Écrire pour apprendre

Qui au moment de prendre une décision difficile, n’a jamais gribouillé nerveusement l’énumération des pour et des contre? Ou qui, au cœur d’une journée étourdissante, n’a pas griffonné, dans le coin d’un document, une liste de choses à ne pas oublier? Qui ne connaît pas ces lettres dont on sait bien, quand on les écrit, qu’on ne les postera jamais, mais qui permettent de clarifier nos sentiments à l’égard de leur destinataire? Et, même si les diaristes fervents sont désormais de plus en plus rares, qui n’a pas, un jour ou l’autre, ressenti le besoin de mettre sur papier ses idées ou ses impressions, ses regrets ou ses espoirs?

○ ○ ○ ○ ○

Travail à faire
Recopiez le texte sur l'écriture de « Écrire pour apprendre » à « ou ses espoirs? » en remplaçant « journée » par « soirée ». Les données n'ont aucun lien avec le texte.

Données
○ ○ ○ ○ ○

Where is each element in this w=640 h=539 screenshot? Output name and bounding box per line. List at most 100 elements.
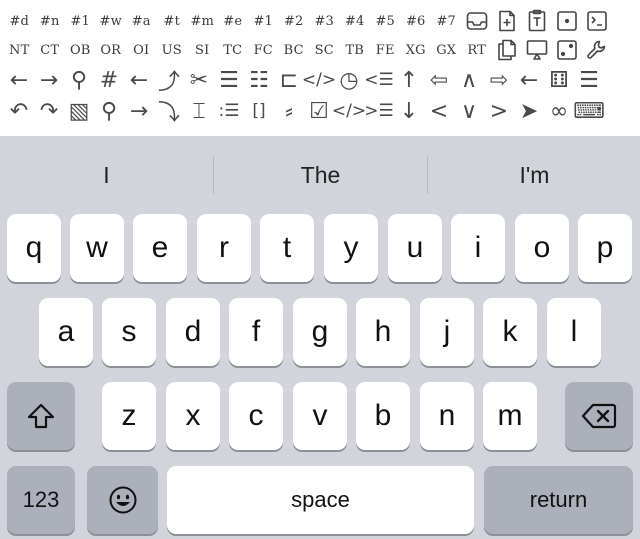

○ ○ ○ ○ ○

Réponse
Écrire pour apprendre

Qui au moment de prendre une décision difficile, n’a jamais gribouillé nerveusement l’énumération des pour et des contre? Ou qui, au cœur d’une soirée étourdissante, n’a pas griffonné, dans le coin d’un document, une liste de choses à ne pas oublier? Qui ne connaît pas ces lettres dont on sait bien, quand on les écrit, qu’on ne les postera jamais, mais qui permettent de clarifier nos sentiments à l’égard de leur destinataire? Et, même si les diaristes fervents sont désormais de plus en plus rares, qui n’a pas, un jour ou l’autre, ressenti le besoin de mettre sur papier ses idées ou ses impressions, ses regrets ou ses espoirs?